WHAT IS REQUIRED: Extract all lines containing "legend".

+ + + +

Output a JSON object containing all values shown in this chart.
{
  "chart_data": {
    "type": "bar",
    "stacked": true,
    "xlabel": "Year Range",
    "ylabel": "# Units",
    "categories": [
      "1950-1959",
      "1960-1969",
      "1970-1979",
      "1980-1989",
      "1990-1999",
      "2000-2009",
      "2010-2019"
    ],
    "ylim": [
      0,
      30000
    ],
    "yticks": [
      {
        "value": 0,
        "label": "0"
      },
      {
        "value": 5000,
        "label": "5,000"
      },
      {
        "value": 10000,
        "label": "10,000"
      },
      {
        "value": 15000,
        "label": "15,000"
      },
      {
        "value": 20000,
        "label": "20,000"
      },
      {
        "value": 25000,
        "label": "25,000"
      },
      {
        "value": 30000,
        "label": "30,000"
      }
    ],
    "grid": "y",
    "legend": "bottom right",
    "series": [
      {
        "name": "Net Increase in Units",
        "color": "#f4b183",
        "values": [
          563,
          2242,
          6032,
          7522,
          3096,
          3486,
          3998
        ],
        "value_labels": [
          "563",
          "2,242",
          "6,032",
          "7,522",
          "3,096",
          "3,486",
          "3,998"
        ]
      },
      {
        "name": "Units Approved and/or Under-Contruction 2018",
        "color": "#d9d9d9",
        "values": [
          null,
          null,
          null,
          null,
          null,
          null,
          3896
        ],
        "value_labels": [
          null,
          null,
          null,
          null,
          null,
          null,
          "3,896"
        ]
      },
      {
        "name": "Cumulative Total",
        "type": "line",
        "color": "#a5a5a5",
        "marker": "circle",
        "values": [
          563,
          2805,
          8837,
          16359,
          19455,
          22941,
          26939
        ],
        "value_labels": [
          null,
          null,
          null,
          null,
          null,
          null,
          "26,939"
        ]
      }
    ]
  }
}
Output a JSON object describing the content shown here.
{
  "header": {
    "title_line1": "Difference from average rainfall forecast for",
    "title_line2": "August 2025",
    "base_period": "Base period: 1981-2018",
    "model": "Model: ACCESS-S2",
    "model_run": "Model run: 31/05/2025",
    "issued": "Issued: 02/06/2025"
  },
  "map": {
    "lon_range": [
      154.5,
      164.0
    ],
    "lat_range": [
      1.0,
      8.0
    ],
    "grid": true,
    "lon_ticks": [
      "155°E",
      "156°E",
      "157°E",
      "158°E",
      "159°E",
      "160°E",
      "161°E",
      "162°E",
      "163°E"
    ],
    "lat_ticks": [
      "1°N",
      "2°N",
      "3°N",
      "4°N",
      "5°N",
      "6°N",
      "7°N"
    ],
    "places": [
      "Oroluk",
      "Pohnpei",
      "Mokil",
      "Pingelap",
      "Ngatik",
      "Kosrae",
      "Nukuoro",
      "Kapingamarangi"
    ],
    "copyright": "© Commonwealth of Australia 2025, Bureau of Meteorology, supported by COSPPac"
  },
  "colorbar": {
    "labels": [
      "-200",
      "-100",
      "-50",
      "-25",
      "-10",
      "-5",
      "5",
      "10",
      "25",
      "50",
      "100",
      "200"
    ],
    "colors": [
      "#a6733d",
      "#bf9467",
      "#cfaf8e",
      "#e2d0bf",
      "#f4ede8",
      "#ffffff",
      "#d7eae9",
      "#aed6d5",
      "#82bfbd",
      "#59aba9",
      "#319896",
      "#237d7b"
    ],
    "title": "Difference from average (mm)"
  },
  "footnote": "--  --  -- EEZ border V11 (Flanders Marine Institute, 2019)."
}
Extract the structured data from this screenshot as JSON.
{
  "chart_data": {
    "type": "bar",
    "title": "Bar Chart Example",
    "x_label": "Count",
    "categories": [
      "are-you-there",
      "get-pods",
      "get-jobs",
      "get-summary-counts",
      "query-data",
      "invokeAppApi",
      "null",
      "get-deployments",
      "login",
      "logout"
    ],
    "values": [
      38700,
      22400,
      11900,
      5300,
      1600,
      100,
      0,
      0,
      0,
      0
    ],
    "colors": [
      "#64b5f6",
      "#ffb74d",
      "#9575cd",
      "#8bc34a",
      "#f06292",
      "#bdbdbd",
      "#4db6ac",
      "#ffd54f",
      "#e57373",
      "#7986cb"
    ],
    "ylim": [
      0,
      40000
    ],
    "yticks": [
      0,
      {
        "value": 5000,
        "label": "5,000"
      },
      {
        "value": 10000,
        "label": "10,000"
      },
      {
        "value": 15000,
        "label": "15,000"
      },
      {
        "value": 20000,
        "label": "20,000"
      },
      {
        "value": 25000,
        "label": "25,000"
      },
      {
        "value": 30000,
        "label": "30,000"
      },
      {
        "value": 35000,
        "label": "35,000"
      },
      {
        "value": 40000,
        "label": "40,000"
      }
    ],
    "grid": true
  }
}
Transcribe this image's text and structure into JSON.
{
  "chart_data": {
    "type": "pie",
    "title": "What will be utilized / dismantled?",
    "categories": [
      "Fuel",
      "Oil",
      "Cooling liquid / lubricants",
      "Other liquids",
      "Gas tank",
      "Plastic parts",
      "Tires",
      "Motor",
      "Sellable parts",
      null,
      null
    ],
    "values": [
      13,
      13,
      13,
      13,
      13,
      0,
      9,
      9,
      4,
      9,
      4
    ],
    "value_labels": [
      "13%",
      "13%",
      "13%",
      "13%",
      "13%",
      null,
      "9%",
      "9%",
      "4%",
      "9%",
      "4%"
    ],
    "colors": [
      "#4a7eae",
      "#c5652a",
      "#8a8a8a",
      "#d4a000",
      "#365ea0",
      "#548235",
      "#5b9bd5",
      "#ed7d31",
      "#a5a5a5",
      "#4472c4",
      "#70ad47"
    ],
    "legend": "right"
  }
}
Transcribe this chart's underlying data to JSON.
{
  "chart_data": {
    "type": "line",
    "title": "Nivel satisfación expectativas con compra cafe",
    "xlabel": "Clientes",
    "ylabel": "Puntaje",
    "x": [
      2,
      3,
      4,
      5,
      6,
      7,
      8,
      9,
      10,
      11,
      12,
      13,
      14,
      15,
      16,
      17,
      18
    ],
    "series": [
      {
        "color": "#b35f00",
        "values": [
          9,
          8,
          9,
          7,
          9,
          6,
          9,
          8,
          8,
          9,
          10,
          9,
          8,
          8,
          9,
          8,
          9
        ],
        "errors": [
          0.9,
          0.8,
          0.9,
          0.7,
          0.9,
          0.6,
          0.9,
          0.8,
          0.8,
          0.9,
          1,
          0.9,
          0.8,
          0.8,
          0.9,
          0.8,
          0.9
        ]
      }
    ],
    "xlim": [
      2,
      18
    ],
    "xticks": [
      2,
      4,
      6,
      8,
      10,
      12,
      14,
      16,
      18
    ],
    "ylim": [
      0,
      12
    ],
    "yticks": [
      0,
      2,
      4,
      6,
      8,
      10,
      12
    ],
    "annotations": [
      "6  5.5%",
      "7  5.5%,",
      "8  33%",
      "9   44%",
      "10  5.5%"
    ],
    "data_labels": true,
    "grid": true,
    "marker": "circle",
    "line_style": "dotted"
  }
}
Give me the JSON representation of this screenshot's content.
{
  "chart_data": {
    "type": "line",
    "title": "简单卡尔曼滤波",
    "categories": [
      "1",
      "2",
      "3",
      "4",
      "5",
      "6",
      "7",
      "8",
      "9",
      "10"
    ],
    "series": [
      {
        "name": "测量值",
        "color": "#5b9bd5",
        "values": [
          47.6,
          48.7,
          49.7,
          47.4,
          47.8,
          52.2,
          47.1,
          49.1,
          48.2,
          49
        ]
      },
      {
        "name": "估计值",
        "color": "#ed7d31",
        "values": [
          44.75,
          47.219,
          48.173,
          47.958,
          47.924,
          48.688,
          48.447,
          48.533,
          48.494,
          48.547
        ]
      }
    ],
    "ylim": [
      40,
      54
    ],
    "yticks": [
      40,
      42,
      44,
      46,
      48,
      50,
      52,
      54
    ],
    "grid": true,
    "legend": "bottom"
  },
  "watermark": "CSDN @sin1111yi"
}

+ + + +

RESULT BELOW:
    "legend": "bottom right",
    "legend": "right"
    "legend": "bottom"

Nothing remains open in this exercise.